# [Requirement]
Gather all lines containing the string "Clients" and copy them out.

# [Listing]

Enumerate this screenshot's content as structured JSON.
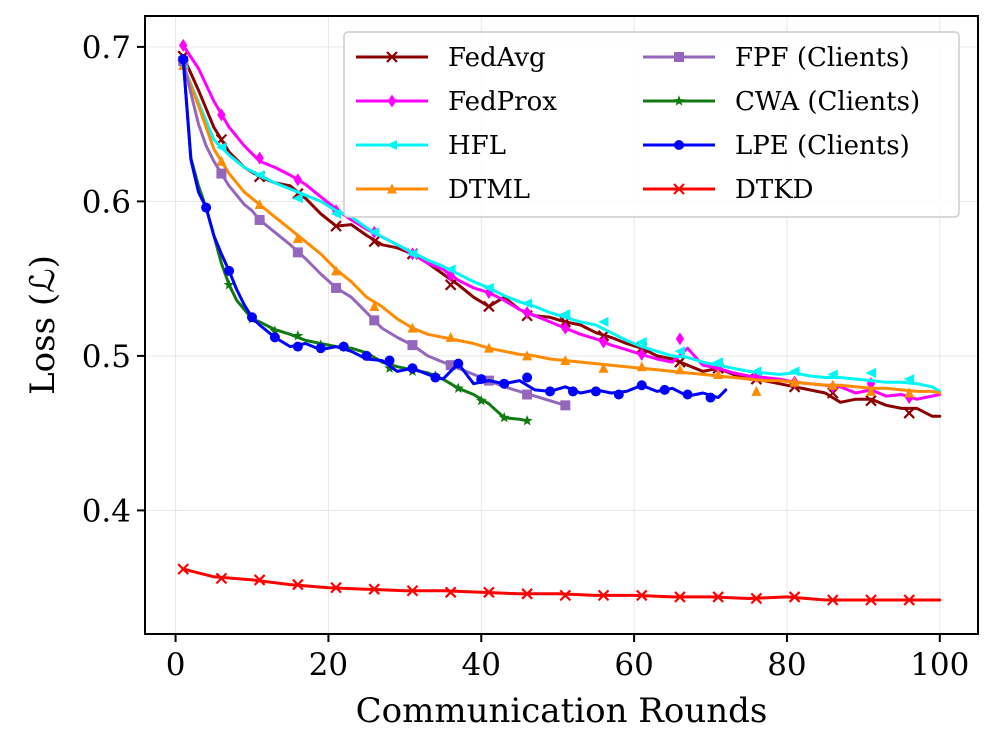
{
  "chart_data": {
    "type": "line",
    "title": "",
    "xlabel": "Communication Rounds",
    "ylabel": "Loss (ℒ)",
    "xlim": [
      -4,
      105
    ],
    "ylim": [
      0.32,
      0.72
    ],
    "xticks": [
      0,
      20,
      40,
      60,
      80,
      100
    ],
    "xtick_labels": [
      "0",
      "20",
      "40",
      "60",
      "80",
      "100"
    ],
    "yticks": [
      0.4,
      0.5,
      0.6,
      0.7
    ],
    "ytick_labels": [
      "0.4",
      "0.5",
      "0.6",
      "0.7"
    ],
    "grid": true,
    "legend_position": "top-right",
    "series": [
      {
        "name": "FedAvg",
        "color": "#8b0000",
        "marker": "x",
        "x": [
          1,
          3,
          5,
          7,
          9,
          11,
          13,
          15,
          17,
          19,
          21,
          23,
          25,
          27,
          29,
          31,
          33,
          35,
          37,
          39,
          41,
          43,
          45,
          47,
          49,
          51,
          53,
          55,
          57,
          59,
          61,
          63,
          65,
          67,
          69,
          71,
          73,
          75,
          77,
          79,
          81,
          83,
          85,
          87,
          89,
          91,
          93,
          95,
          97,
          99,
          100
        ],
        "y": [
          0.694,
          0.672,
          0.648,
          0.632,
          0.622,
          0.616,
          0.612,
          0.61,
          0.602,
          0.592,
          0.584,
          0.585,
          0.578,
          0.572,
          0.57,
          0.566,
          0.56,
          0.553,
          0.546,
          0.538,
          0.532,
          0.538,
          0.53,
          0.526,
          0.525,
          0.522,
          0.52,
          0.515,
          0.512,
          0.508,
          0.505,
          0.5,
          0.498,
          0.494,
          0.49,
          0.492,
          0.488,
          0.485,
          0.484,
          0.482,
          0.48,
          0.478,
          0.476,
          0.47,
          0.472,
          0.472,
          0.468,
          0.466,
          0.466,
          0.461,
          0.461
        ],
        "marker_x": [
          1,
          6,
          11,
          16,
          21,
          26,
          31,
          36,
          41,
          46,
          51,
          56,
          61,
          66,
          71,
          76,
          81,
          86,
          91,
          96
        ],
        "marker_y": [
          0.694,
          0.64,
          0.616,
          0.605,
          0.584,
          0.574,
          0.566,
          0.546,
          0.532,
          0.526,
          0.522,
          0.513,
          0.505,
          0.496,
          0.492,
          0.485,
          0.48,
          0.476,
          0.471,
          0.463
        ]
      },
      {
        "name": "FedProx",
        "color": "#ff00ff",
        "marker": "diamond",
        "x": [
          1,
          3,
          5,
          7,
          9,
          11,
          13,
          15,
          17,
          19,
          21,
          23,
          25,
          27,
          29,
          31,
          33,
          35,
          37,
          39,
          41,
          43,
          45,
          47,
          49,
          51,
          53,
          55,
          57,
          59,
          61,
          63,
          65,
          67,
          69,
          71,
          73,
          75,
          77,
          79,
          81,
          83,
          85,
          87,
          89,
          91,
          93,
          95,
          97,
          99,
          100
        ],
        "y": [
          0.701,
          0.686,
          0.665,
          0.648,
          0.636,
          0.626,
          0.622,
          0.617,
          0.611,
          0.603,
          0.595,
          0.588,
          0.582,
          0.577,
          0.572,
          0.566,
          0.56,
          0.556,
          0.549,
          0.544,
          0.541,
          0.536,
          0.53,
          0.526,
          0.522,
          0.518,
          0.514,
          0.511,
          0.507,
          0.504,
          0.501,
          0.498,
          0.496,
          0.505,
          0.494,
          0.492,
          0.489,
          0.487,
          0.486,
          0.485,
          0.483,
          0.482,
          0.481,
          0.48,
          0.476,
          0.478,
          0.474,
          0.475,
          0.472,
          0.474,
          0.475
        ],
        "marker_x": [
          1,
          6,
          11,
          16,
          21,
          26,
          31,
          36,
          41,
          46,
          51,
          56,
          61,
          66,
          71,
          76,
          81,
          86,
          91,
          96
        ],
        "marker_y": [
          0.701,
          0.656,
          0.628,
          0.614,
          0.594,
          0.58,
          0.566,
          0.552,
          0.541,
          0.528,
          0.518,
          0.509,
          0.501,
          0.511,
          0.492,
          0.487,
          0.483,
          0.48,
          0.482,
          0.473
        ]
      },
      {
        "name": "HFL",
        "color": "#00f5f5",
        "marker": "triangle-left",
        "x": [
          1,
          3,
          5,
          7,
          9,
          11,
          13,
          15,
          17,
          19,
          21,
          23,
          25,
          27,
          29,
          31,
          33,
          35,
          37,
          39,
          41,
          43,
          45,
          47,
          49,
          51,
          53,
          55,
          57,
          59,
          61,
          63,
          65,
          67,
          69,
          71,
          73,
          75,
          77,
          79,
          81,
          83,
          85,
          87,
          89,
          91,
          93,
          95,
          97,
          99,
          100
        ],
        "y": [
          0.688,
          0.664,
          0.64,
          0.63,
          0.622,
          0.617,
          0.612,
          0.608,
          0.604,
          0.6,
          0.594,
          0.59,
          0.583,
          0.577,
          0.572,
          0.567,
          0.562,
          0.558,
          0.553,
          0.548,
          0.544,
          0.539,
          0.535,
          0.532,
          0.528,
          0.525,
          0.522,
          0.52,
          0.515,
          0.51,
          0.506,
          0.503,
          0.5,
          0.499,
          0.496,
          0.494,
          0.492,
          0.49,
          0.489,
          0.488,
          0.489,
          0.487,
          0.486,
          0.486,
          0.485,
          0.484,
          0.483,
          0.483,
          0.482,
          0.48,
          0.477
        ],
        "marker_x": [
          1,
          6,
          11,
          16,
          21,
          26,
          31,
          36,
          41,
          46,
          51,
          56,
          61,
          66,
          71,
          76,
          81,
          86,
          91,
          96
        ],
        "marker_y": [
          0.688,
          0.635,
          0.617,
          0.602,
          0.592,
          0.58,
          0.566,
          0.556,
          0.544,
          0.534,
          0.527,
          0.522,
          0.509,
          0.503,
          0.496,
          0.49,
          0.49,
          0.488,
          0.489,
          0.485
        ]
      },
      {
        "name": "DTML",
        "color": "#ff8c00",
        "marker": "triangle-up",
        "x": [
          1,
          3,
          5,
          7,
          9,
          11,
          13,
          15,
          17,
          19,
          21,
          23,
          25,
          27,
          29,
          31,
          33,
          35,
          37,
          39,
          41,
          43,
          45,
          47,
          49,
          51,
          53,
          55,
          57,
          59,
          61,
          63,
          65,
          67,
          69,
          71,
          73,
          75,
          77,
          79,
          81,
          83,
          85,
          87,
          89,
          91,
          93,
          95,
          97,
          99,
          100
        ],
        "y": [
          0.688,
          0.662,
          0.634,
          0.618,
          0.606,
          0.598,
          0.59,
          0.582,
          0.574,
          0.566,
          0.556,
          0.548,
          0.538,
          0.532,
          0.524,
          0.518,
          0.514,
          0.512,
          0.51,
          0.508,
          0.505,
          0.503,
          0.501,
          0.5,
          0.498,
          0.497,
          0.496,
          0.495,
          0.494,
          0.493,
          0.492,
          0.491,
          0.49,
          0.489,
          0.488,
          0.487,
          0.486,
          0.485,
          0.484,
          0.484,
          0.483,
          0.482,
          0.481,
          0.481,
          0.48,
          0.479,
          0.479,
          0.478,
          0.477,
          0.477,
          0.476
        ],
        "marker_x": [
          1,
          6,
          11,
          16,
          21,
          26,
          31,
          36,
          41,
          46,
          51,
          56,
          61,
          66,
          71,
          76,
          81,
          86,
          91,
          96
        ],
        "marker_y": [
          0.688,
          0.626,
          0.598,
          0.576,
          0.555,
          0.532,
          0.518,
          0.512,
          0.505,
          0.5,
          0.497,
          0.492,
          0.493,
          0.491,
          0.488,
          0.477,
          0.483,
          0.481,
          0.477,
          0.476
        ]
      },
      {
        "name": "FPF (Clients)",
        "color": "#9467bd",
        "marker": "square",
        "x": [
          1,
          2,
          3,
          4,
          5,
          6,
          7,
          8,
          9,
          10,
          11,
          13,
          15,
          17,
          19,
          21,
          23,
          25,
          27,
          29,
          31,
          33,
          35,
          37,
          39,
          41,
          43,
          45,
          47,
          49,
          51
        ],
        "y": [
          0.691,
          0.67,
          0.65,
          0.636,
          0.626,
          0.618,
          0.61,
          0.604,
          0.598,
          0.594,
          0.588,
          0.58,
          0.572,
          0.563,
          0.553,
          0.544,
          0.538,
          0.528,
          0.518,
          0.512,
          0.507,
          0.5,
          0.496,
          0.492,
          0.488,
          0.484,
          0.48,
          0.477,
          0.474,
          0.471,
          0.468
        ],
        "marker_x": [
          1,
          6,
          11,
          16,
          21,
          26,
          31,
          36,
          41,
          46,
          51
        ],
        "marker_y": [
          0.691,
          0.618,
          0.588,
          0.567,
          0.544,
          0.523,
          0.507,
          0.494,
          0.484,
          0.475,
          0.468
        ]
      },
      {
        "name": "CWA (Clients)",
        "color": "#127a12",
        "marker": "star",
        "x": [
          1,
          2,
          3,
          4,
          5,
          6,
          7,
          8,
          9,
          10,
          11,
          13,
          15,
          17,
          19,
          21,
          23,
          25,
          27,
          29,
          31,
          33,
          35,
          37,
          39,
          41,
          43,
          45,
          46
        ],
        "y": [
          0.692,
          0.628,
          0.61,
          0.596,
          0.578,
          0.56,
          0.546,
          0.536,
          0.53,
          0.524,
          0.522,
          0.517,
          0.514,
          0.51,
          0.508,
          0.506,
          0.505,
          0.502,
          0.496,
          0.493,
          0.491,
          0.489,
          0.485,
          0.479,
          0.475,
          0.469,
          0.46,
          0.459,
          0.458
        ],
        "marker_x": [
          1,
          7,
          10,
          13,
          16,
          19,
          22,
          25,
          28,
          31,
          34,
          37,
          40,
          43,
          46
        ],
        "marker_y": [
          0.692,
          0.546,
          0.524,
          0.516,
          0.513,
          0.507,
          0.506,
          0.5,
          0.492,
          0.49,
          0.487,
          0.479,
          0.471,
          0.46,
          0.458
        ]
      },
      {
        "name": "LPE (Clients)",
        "color": "#0000ff",
        "marker": "circle",
        "x": [
          1,
          2,
          3,
          4,
          5,
          6,
          7,
          8,
          9,
          10,
          11,
          13,
          15,
          17,
          19,
          21,
          23,
          25,
          27,
          29,
          31,
          33,
          35,
          37,
          39,
          41,
          43,
          45,
          47,
          49,
          51,
          53,
          55,
          57,
          59,
          61,
          63,
          65,
          67,
          69,
          71,
          72
        ],
        "y": [
          0.692,
          0.627,
          0.606,
          0.596,
          0.578,
          0.566,
          0.555,
          0.543,
          0.533,
          0.525,
          0.52,
          0.512,
          0.506,
          0.508,
          0.504,
          0.506,
          0.503,
          0.498,
          0.497,
          0.49,
          0.492,
          0.488,
          0.485,
          0.495,
          0.482,
          0.484,
          0.482,
          0.484,
          0.478,
          0.477,
          0.48,
          0.476,
          0.478,
          0.476,
          0.477,
          0.481,
          0.477,
          0.479,
          0.474,
          0.476,
          0.473,
          0.478
        ],
        "marker_x": [
          1,
          4,
          7,
          10,
          13,
          16,
          19,
          22,
          25,
          28,
          31,
          34,
          37,
          40,
          43,
          46,
          49,
          52,
          55,
          58,
          61,
          64,
          67,
          70
        ],
        "marker_y": [
          0.692,
          0.596,
          0.555,
          0.525,
          0.512,
          0.506,
          0.505,
          0.506,
          0.5,
          0.497,
          0.492,
          0.486,
          0.495,
          0.485,
          0.482,
          0.486,
          0.477,
          0.477,
          0.477,
          0.475,
          0.481,
          0.478,
          0.475,
          0.473
        ]
      },
      {
        "name": "DTKD",
        "color": "#ff0000",
        "marker": "x",
        "x": [
          1,
          5,
          10,
          15,
          20,
          25,
          30,
          35,
          40,
          45,
          50,
          55,
          60,
          65,
          70,
          75,
          80,
          85,
          90,
          95,
          100
        ],
        "y": [
          0.362,
          0.357,
          0.355,
          0.352,
          0.35,
          0.349,
          0.348,
          0.348,
          0.347,
          0.346,
          0.346,
          0.345,
          0.345,
          0.344,
          0.344,
          0.343,
          0.344,
          0.342,
          0.342,
          0.342,
          0.342
        ],
        "marker_x": [
          1,
          6,
          11,
          16,
          21,
          26,
          31,
          36,
          41,
          46,
          51,
          56,
          61,
          66,
          71,
          76,
          81,
          86,
          91,
          96
        ],
        "marker_y": [
          0.362,
          0.356,
          0.355,
          0.352,
          0.35,
          0.349,
          0.348,
          0.347,
          0.347,
          0.346,
          0.345,
          0.345,
          0.345,
          0.344,
          0.344,
          0.343,
          0.344,
          0.342,
          0.342,
          0.342
        ]
      }
    ]
  }
}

# [Finished task]
        "name": "FPF (Clients)",
        "name": "CWA (Clients)",
        "name": "LPE (Clients)",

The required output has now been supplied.